Records from a dataset:
[start]
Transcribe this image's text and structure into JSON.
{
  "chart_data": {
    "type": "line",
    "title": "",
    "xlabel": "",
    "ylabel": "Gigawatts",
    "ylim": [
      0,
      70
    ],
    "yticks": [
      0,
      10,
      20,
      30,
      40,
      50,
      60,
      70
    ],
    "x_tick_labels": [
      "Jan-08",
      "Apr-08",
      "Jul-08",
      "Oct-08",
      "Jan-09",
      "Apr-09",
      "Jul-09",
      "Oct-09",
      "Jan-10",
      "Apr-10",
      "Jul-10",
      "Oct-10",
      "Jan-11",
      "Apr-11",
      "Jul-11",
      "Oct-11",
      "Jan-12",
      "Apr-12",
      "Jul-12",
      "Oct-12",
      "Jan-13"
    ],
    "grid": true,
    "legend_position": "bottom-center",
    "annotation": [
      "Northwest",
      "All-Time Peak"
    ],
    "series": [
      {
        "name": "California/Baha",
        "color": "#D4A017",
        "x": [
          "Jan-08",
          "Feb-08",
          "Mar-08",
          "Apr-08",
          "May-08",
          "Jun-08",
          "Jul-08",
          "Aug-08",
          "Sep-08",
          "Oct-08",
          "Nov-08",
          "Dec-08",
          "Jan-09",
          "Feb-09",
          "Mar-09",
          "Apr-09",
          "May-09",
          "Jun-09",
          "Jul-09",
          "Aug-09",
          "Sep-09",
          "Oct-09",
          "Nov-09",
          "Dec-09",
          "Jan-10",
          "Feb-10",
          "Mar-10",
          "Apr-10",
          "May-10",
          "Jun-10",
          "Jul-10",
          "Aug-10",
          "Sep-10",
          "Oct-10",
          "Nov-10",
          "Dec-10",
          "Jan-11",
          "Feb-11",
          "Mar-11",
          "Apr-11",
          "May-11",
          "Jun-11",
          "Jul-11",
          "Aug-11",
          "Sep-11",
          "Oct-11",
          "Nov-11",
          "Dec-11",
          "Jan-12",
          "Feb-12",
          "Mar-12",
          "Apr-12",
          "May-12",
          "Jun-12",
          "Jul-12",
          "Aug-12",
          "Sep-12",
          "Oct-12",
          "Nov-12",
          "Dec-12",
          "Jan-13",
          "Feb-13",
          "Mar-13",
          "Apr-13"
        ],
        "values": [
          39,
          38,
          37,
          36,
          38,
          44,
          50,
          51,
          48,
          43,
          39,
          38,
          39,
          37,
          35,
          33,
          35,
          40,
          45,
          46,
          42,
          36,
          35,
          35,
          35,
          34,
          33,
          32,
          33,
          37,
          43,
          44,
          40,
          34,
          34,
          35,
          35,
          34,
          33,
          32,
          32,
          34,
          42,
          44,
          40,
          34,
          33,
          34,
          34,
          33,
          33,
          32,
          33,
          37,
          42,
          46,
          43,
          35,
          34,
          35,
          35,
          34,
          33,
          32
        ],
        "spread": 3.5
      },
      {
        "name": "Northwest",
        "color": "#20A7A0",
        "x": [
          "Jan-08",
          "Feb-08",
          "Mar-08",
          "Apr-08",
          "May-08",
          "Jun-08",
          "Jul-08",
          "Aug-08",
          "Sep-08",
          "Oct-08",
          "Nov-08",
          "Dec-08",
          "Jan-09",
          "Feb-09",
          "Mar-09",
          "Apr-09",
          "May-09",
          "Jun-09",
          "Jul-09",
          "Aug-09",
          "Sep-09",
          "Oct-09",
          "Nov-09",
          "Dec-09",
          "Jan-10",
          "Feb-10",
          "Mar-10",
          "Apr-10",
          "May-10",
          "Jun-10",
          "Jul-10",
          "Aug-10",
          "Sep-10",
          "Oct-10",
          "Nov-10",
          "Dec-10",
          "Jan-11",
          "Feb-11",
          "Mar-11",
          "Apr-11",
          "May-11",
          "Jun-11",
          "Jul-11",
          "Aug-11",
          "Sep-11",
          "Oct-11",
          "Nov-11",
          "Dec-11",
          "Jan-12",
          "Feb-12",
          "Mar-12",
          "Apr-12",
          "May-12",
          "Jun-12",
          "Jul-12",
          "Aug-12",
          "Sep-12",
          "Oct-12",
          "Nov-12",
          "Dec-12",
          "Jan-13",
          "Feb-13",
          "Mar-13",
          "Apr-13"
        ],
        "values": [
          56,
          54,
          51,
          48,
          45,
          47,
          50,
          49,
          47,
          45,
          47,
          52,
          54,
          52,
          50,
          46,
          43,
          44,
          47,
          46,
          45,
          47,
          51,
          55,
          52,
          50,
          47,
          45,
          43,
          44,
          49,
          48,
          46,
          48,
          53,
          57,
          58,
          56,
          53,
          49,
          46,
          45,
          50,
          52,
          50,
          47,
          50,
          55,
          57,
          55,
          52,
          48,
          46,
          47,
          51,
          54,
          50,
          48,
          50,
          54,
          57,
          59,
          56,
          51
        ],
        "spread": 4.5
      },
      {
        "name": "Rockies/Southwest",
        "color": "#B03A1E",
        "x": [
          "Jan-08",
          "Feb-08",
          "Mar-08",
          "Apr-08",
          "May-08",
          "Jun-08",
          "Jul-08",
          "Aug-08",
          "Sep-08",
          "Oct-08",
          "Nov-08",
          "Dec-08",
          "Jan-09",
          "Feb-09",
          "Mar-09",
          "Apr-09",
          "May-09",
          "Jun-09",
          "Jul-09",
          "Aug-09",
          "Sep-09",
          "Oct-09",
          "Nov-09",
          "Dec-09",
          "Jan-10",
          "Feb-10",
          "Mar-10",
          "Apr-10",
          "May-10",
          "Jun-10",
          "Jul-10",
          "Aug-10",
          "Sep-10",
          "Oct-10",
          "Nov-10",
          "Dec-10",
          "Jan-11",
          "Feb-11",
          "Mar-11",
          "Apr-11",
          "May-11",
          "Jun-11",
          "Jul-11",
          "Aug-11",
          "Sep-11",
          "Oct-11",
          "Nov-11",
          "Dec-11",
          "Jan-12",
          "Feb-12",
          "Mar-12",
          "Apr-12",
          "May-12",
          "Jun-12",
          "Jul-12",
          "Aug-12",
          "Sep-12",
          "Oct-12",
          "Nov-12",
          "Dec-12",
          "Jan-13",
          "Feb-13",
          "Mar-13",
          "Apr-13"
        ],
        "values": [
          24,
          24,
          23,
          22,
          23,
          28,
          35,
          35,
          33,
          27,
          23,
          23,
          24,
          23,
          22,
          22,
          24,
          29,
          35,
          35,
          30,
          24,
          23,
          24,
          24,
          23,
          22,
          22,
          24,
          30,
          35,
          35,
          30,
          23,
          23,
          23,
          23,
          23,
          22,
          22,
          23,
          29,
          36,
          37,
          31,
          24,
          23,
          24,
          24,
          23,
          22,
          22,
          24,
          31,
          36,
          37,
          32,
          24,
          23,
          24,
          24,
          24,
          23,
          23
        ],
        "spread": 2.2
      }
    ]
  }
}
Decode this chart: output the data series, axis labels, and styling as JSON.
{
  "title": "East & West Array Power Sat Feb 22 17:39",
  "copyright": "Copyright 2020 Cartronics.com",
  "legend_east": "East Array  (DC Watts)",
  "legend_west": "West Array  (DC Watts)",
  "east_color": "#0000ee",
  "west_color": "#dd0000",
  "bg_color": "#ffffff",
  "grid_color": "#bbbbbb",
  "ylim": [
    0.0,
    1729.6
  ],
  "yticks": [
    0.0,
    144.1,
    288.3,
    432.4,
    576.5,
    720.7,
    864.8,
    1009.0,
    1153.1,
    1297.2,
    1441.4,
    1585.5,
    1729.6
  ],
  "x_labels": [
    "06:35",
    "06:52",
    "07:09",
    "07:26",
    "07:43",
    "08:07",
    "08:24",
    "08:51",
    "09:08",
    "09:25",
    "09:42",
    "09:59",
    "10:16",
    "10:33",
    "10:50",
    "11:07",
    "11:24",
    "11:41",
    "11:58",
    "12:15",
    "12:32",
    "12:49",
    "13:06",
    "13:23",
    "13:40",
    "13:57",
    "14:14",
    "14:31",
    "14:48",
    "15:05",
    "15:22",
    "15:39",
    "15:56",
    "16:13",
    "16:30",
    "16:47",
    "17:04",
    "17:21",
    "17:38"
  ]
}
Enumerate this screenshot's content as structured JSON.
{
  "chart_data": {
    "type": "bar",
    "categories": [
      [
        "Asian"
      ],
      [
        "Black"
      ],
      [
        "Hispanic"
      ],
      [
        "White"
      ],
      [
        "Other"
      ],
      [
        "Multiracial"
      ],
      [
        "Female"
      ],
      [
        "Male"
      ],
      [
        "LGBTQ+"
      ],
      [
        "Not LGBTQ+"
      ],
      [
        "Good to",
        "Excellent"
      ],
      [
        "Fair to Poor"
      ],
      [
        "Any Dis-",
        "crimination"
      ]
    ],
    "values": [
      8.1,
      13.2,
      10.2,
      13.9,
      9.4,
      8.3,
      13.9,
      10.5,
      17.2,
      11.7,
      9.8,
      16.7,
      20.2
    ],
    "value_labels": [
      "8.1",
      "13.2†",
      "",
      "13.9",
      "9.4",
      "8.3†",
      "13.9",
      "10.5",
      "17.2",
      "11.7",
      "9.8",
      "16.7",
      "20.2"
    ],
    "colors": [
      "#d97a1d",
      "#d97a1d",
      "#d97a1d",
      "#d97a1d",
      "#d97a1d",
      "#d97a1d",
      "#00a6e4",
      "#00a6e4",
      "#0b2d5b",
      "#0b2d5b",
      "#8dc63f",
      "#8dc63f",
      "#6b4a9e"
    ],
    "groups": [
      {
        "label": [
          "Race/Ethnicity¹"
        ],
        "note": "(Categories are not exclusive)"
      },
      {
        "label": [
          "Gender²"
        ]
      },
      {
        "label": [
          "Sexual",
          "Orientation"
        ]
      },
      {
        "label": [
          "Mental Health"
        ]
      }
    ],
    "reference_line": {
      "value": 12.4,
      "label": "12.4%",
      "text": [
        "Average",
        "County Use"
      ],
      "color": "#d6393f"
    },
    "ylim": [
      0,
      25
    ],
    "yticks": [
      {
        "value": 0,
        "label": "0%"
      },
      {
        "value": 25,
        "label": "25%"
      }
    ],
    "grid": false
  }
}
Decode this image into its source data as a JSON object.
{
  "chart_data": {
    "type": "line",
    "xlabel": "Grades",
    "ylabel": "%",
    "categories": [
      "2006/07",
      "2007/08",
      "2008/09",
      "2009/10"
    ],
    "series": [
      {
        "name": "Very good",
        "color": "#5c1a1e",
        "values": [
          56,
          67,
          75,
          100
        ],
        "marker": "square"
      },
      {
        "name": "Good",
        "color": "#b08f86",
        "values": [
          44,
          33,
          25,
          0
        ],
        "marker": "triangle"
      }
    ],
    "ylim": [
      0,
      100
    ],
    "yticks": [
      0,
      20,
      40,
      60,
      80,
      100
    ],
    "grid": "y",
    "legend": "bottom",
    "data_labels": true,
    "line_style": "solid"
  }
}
[end]
**Aim:**
Print again the material above, limited to the lines from the one holding "Decode this image" through the last, inclusive.

**The reply:**
Decode this image into its source data as a JSON object.
{
  "chart_data": {
    "type": "line",
    "xlabel": "Grades",
    "ylabel": "%",
    "categories": [
      "2006/07",
      "2007/08",
      "2008/09",
      "2009/10"
    ],
    "series": [
      {
        "name": "Very good",
        "color": "#5c1a1e",
        "values": [
          56,
          67,
          75,
          100
        ],
        "marker": "square"
      },
      {
        "name": "Good",
        "color": "#b08f86",
        "values": [
          44,
          33,
          25,
          0
        ],
        "marker": "triangle"
      }
    ],
    "ylim": [
      0,
      100
    ],
    "yticks": [
      0,
      20,
      40,
      60,
      80,
      100
    ],
    "grid": "y",
    "legend": "bottom",
    "data_labels": true,
    "line_style": "solid"
  }
}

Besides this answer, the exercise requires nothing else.